Activity: Identify all lines of the data containing the string "STEVIA" and copy them.

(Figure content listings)
· · · · · · ·

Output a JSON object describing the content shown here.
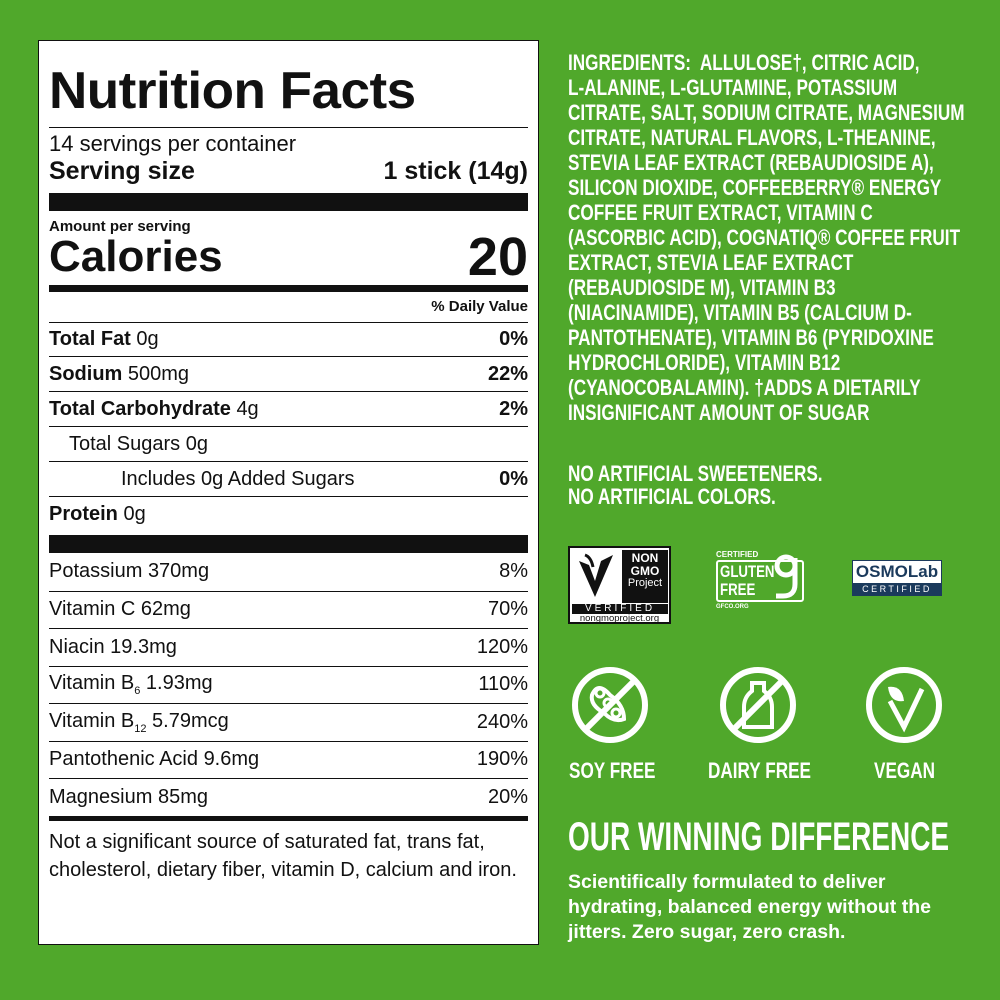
{
  "label": {
    "title": "Nutrition Facts",
    "servings": "14 servings per container",
    "serving_size_label": "Serving size",
    "serving_size_value": "1 stick (14g)",
    "amount_per_serving": "Amount per serving",
    "calories_label": "Calories",
    "calories_value": "20",
    "dv_header": "% Daily Value",
    "nutrients": [
      {
        "name": "Total Fat",
        "amount": "0g",
        "dv": "0%"
      },
      {
        "name": "Sodium",
        "amount": "500mg",
        "dv": "22%"
      },
      {
        "name": "Total Carbohydrate",
        "amount": "4g",
        "dv": "2%"
      },
      {
        "name": "Total Sugars",
        "amount": "0g",
        "dv": ""
      },
      {
        "name": "Includes 0g Added Sugars",
        "amount": "",
        "dv": "0%"
      },
      {
        "name": "Protein",
        "amount": "0g",
        "dv": ""
      }
    ],
    "vitamins": [
      {
        "name": "Potassium",
        "amount": "370mg",
        "dv": "8%"
      },
      {
        "name": "Vitamin C",
        "amount": "62mg",
        "dv": "70%"
      },
      {
        "name": "Niacin",
        "amount": "19.3mg",
        "dv": "120%"
      },
      {
        "name": "Vitamin B",
        "sub": "6",
        "amount": "1.93mg",
        "dv": "110%"
      },
      {
        "name": "Vitamin B",
        "sub": "12",
        "amount": "5.79mcg",
        "dv": "240%"
      },
      {
        "name": "Pantothenic Acid",
        "amount": "9.6mg",
        "dv": "190%"
      },
      {
        "name": "Magnesium",
        "amount": "85mg",
        "dv": "20%"
      }
    ],
    "footnote": "Not a significant source of saturated fat, trans fat, cholesterol, dietary fiber, vitamin D, calcium and iron."
  },
  "ingredients": {
    "heading": "INGREDIENTS:",
    "lines": [
      "ALLULOSE†, CITRIC ACID,",
      "L-ALANINE, L-GLUTAMINE, POTASSIUM",
      "CITRATE, SALT, SODIUM CITRATE, MAGNESIUM",
      "CITRATE, NATURAL FLAVORS, L-THEANINE,",
      "STEVIA LEAF EXTRACT (REBAUDIOSIDE A),",
      "SILICON DIOXIDE, COFFEEBERRY® ENERGY",
      "COFFEE FRUIT EXTRACT, VITAMIN C",
      "(ASCORBIC ACID), COGNATIQ® COFFEE FRUIT",
      "EXTRACT, STEVIA LEAF EXTRACT",
      "(REBAUDIOSIDE M), VITAMIN B3",
      "(NIACINAMIDE), VITAMIN B5 (CALCIUM D-",
      "PANTOTHENATE), VITAMIN B6 (PYRIDOXINE",
      "HYDROCHLORIDE), VITAMIN B12",
      "(CYANOCOBALAMIN). †ADDS A DIETARILY",
      "INSIGNIFICANT AMOUNT OF SUGAR"
    ]
  },
  "claims": [
    "NO ARTIFICIAL SWEETENERS.",
    "NO ARTIFICIAL COLORS."
  ],
  "badges": {
    "nongmo": [
      "NON",
      "GMO",
      "Project",
      "VERIFIED",
      "nongmoproject.org"
    ],
    "gluten": [
      "CERTIFIED",
      "GLUTEN",
      "FREE",
      "GFCO.ORG"
    ],
    "osmo": [
      "OSMO",
      "Lab",
      "CERTIFIED"
    ]
  },
  "icons": [
    {
      "icon": "soy-free-icon",
      "label": "SOY FREE"
    },
    {
      "icon": "dairy-free-icon",
      "label": "DAIRY FREE"
    },
    {
      "icon": "vegan-icon",
      "label": "VEGAN"
    }
  ],
  "difference": {
    "heading": "OUR WINNING DIFFERENCE",
    "text": [
      "Scientifically formulated to deliver",
      "hydrating, balanced energy without the",
      "jitters. Zero sugar, zero crash."
    ]
  },
  "colors": {
    "background": "#50a82b",
    "osmo_navy": "#1b3a5c"
  }
}
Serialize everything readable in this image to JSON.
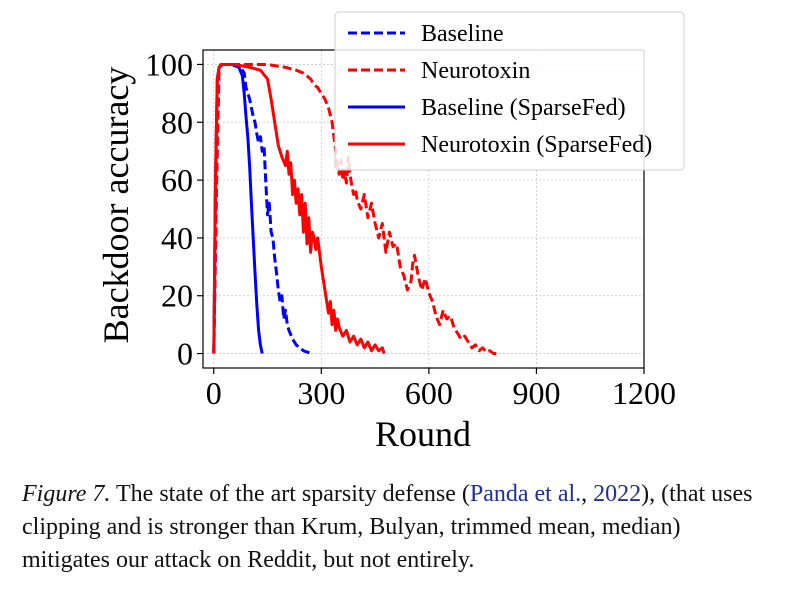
{
  "chart_data": {
    "type": "line",
    "title": "",
    "xlabel": "Round",
    "ylabel": "Backdoor accuracy",
    "xlim": [
      -30,
      1200
    ],
    "ylim": [
      -5,
      105
    ],
    "xticks": [
      0,
      300,
      600,
      900,
      1200
    ],
    "yticks": [
      0,
      20,
      40,
      60,
      80,
      100
    ],
    "grid": true,
    "legend_position": "top-right",
    "series": [
      {
        "name": "Baseline",
        "color": "#0000ff",
        "dash": "dashed",
        "x": [
          0,
          8,
          15,
          25,
          40,
          60,
          75,
          85,
          90,
          100,
          105,
          110,
          115,
          120,
          125,
          130,
          135,
          140,
          145,
          150,
          155,
          160,
          165,
          170,
          175,
          180,
          185,
          190,
          195,
          200,
          205,
          210,
          220,
          230,
          240,
          250,
          260,
          275
        ],
        "y": [
          0,
          60,
          99,
          100,
          100,
          100,
          99,
          97,
          92,
          88,
          85,
          82,
          80,
          76,
          73,
          75,
          70,
          72,
          60,
          48,
          52,
          42,
          40,
          33,
          28,
          22,
          18,
          20,
          12,
          15,
          10,
          8,
          5,
          3,
          2,
          1,
          0.5,
          0
        ]
      },
      {
        "name": "Neurotoxin",
        "color": "#ff0000",
        "dash": "dashed",
        "x": [
          0,
          8,
          15,
          25,
          50,
          100,
          150,
          200,
          230,
          250,
          260,
          270,
          280,
          290,
          300,
          310,
          320,
          330,
          335,
          340,
          345,
          350,
          355,
          360,
          365,
          370,
          375,
          380,
          385,
          390,
          395,
          400,
          410,
          420,
          430,
          440,
          450,
          460,
          470,
          480,
          490,
          500,
          510,
          520,
          530,
          540,
          550,
          555,
          560,
          570,
          580,
          590,
          600,
          610,
          620,
          630,
          640,
          650,
          660,
          670,
          680,
          690,
          700,
          710,
          720,
          730,
          740,
          750,
          760,
          770,
          780,
          790
        ],
        "y": [
          0,
          60,
          99,
          100,
          100,
          100,
          100,
          99,
          98,
          97,
          96,
          95,
          93,
          92,
          90,
          88,
          85,
          80,
          75,
          70,
          65,
          62,
          67,
          60,
          63,
          59,
          68,
          62,
          58,
          55,
          57,
          53,
          50,
          55,
          47,
          52,
          45,
          40,
          45,
          35,
          42,
          37,
          38,
          30,
          27,
          22,
          25,
          31,
          34,
          27,
          22,
          26,
          21,
          18,
          13,
          10,
          15,
          12,
          13,
          9,
          7,
          5,
          6,
          4,
          2,
          3,
          1,
          2,
          0.5,
          1,
          0,
          0
        ]
      },
      {
        "name": "Baseline (SparseFed)",
        "color": "#0000ff",
        "dash": "solid",
        "x": [
          0,
          5,
          10,
          15,
          20,
          30,
          50,
          70,
          80,
          85,
          90,
          95,
          100,
          105,
          110,
          115,
          120,
          125,
          130,
          135
        ],
        "y": [
          0,
          60,
          95,
          99,
          100,
          100,
          100,
          99,
          96,
          90,
          82,
          75,
          65,
          52,
          40,
          28,
          17,
          8,
          3,
          0
        ]
      },
      {
        "name": "Neurotoxin (SparseFed)",
        "color": "#ff0000",
        "dash": "solid",
        "x": [
          0,
          5,
          10,
          15,
          20,
          30,
          60,
          100,
          130,
          150,
          160,
          170,
          180,
          190,
          200,
          205,
          210,
          215,
          220,
          225,
          230,
          235,
          240,
          245,
          250,
          255,
          260,
          265,
          270,
          275,
          280,
          285,
          290,
          295,
          300,
          310,
          320,
          325,
          330,
          335,
          340,
          345,
          350,
          360,
          370,
          380,
          390,
          400,
          410,
          420,
          430,
          440,
          450,
          460,
          470,
          475
        ],
        "y": [
          0,
          60,
          95,
          99,
          100,
          100,
          100,
          99,
          98,
          95,
          88,
          80,
          72,
          68,
          65,
          70,
          62,
          66,
          55,
          60,
          52,
          57,
          48,
          55,
          42,
          52,
          38,
          47,
          35,
          42,
          40,
          36,
          40,
          35,
          30,
          22,
          14,
          18,
          10,
          15,
          8,
          12,
          9,
          6,
          8,
          4,
          6,
          3,
          5,
          2,
          4,
          1,
          3,
          1,
          2,
          0
        ]
      }
    ]
  },
  "caption": {
    "label": "Figure 7.",
    "text_before": " The state of the art sparsity defense (",
    "cite_author": "Panda et al.",
    "cite_sep": ", ",
    "cite_year": "2022",
    "text_after": "), (that uses clipping and is stronger than Krum, Bulyan, trimmed mean, median) mitigates our attack on Reddit, but not entirely."
  }
}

· · · · · · ·

Response area:
      "STEVIA LEAF EXTRACT (REBAUDIOSIDE A),",
      "EXTRACT, STEVIA LEAF EXTRACT",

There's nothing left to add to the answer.